> _What to produce_:
Review the listing and copy each line that holds the word "Rated".

++++++

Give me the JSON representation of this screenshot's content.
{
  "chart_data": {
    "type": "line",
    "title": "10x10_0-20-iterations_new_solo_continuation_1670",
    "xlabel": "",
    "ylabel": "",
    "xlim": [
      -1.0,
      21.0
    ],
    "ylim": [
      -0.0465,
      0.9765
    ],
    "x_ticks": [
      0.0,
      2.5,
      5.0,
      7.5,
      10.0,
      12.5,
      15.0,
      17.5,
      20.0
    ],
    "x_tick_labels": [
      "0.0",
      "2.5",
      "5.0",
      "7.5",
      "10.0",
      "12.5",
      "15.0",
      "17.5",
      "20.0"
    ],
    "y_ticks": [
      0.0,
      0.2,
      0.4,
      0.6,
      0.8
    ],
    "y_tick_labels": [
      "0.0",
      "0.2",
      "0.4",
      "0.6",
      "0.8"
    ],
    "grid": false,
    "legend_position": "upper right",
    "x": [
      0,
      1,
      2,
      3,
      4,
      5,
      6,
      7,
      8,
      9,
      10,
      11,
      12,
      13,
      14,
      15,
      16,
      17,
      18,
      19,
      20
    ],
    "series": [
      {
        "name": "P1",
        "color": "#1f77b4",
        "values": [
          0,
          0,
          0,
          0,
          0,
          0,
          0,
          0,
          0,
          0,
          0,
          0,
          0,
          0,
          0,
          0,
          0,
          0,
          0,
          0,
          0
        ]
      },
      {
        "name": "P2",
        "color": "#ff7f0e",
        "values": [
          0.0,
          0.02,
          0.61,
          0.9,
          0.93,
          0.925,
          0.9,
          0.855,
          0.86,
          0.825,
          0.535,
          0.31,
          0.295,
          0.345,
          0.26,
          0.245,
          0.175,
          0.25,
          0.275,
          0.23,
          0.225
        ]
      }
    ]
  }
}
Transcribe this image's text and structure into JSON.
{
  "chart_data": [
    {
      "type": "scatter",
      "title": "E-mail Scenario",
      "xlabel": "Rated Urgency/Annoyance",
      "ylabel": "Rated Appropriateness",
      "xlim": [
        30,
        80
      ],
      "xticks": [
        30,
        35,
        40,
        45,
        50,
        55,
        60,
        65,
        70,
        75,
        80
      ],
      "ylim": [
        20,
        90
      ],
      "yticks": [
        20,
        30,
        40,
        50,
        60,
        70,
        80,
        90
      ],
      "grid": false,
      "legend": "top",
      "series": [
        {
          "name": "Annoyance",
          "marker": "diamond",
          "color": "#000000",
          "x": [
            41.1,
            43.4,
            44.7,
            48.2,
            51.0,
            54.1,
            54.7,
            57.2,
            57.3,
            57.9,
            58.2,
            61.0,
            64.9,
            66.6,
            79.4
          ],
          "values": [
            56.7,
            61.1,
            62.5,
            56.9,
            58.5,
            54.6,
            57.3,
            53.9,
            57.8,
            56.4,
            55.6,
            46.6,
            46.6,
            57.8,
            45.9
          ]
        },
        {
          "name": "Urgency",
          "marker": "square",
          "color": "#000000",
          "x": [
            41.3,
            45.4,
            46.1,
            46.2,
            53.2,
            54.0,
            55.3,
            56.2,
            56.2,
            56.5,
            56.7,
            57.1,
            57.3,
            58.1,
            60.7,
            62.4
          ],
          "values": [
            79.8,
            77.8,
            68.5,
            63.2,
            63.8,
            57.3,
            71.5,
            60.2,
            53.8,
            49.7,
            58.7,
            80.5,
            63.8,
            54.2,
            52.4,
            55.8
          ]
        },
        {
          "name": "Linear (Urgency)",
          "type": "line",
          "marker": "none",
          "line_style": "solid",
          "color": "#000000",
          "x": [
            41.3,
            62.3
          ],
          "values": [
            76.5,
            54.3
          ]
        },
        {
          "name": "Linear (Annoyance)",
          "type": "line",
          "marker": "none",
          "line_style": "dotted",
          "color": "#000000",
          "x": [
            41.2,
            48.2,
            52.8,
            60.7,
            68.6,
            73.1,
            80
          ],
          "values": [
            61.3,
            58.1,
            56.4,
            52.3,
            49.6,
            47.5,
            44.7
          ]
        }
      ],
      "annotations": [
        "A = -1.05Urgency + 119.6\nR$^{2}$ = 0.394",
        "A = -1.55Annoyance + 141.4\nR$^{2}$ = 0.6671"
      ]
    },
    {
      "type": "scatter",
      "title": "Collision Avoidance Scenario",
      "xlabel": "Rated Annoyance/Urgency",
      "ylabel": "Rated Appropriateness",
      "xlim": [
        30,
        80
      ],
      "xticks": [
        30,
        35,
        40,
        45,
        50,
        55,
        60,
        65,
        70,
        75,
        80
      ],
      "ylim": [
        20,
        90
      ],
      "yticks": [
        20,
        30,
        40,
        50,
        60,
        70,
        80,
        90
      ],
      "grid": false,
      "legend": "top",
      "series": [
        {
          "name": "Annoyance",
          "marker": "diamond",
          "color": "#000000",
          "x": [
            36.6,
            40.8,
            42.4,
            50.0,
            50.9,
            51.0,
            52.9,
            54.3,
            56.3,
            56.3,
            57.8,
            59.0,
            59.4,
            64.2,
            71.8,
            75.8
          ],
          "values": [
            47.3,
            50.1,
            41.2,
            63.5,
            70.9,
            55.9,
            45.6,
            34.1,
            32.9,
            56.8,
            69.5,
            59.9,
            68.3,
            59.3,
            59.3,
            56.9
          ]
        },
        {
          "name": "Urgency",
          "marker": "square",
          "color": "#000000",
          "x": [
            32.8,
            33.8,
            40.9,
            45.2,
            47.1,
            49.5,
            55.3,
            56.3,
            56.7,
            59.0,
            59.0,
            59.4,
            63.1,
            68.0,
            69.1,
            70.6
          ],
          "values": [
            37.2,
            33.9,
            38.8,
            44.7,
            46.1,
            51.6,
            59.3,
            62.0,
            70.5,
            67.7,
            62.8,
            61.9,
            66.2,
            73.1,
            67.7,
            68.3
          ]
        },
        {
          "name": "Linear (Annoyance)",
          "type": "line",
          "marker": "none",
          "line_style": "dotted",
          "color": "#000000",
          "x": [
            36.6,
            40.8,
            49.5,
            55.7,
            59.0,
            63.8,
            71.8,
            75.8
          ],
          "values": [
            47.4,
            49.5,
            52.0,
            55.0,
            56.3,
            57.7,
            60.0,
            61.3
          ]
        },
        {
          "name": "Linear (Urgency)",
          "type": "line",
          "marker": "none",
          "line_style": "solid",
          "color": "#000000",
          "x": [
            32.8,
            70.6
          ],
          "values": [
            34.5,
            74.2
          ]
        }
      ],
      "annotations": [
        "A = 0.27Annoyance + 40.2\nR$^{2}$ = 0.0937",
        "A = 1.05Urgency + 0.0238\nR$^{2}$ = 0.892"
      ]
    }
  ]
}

++++++

> _Correct answer_:
      "xlabel": "Rated Urgency/Annoyance",
      "ylabel": "Rated Appropriateness",
      "xlabel": "Rated Annoyance/Urgency",
      "ylabel": "Rated Appropriateness",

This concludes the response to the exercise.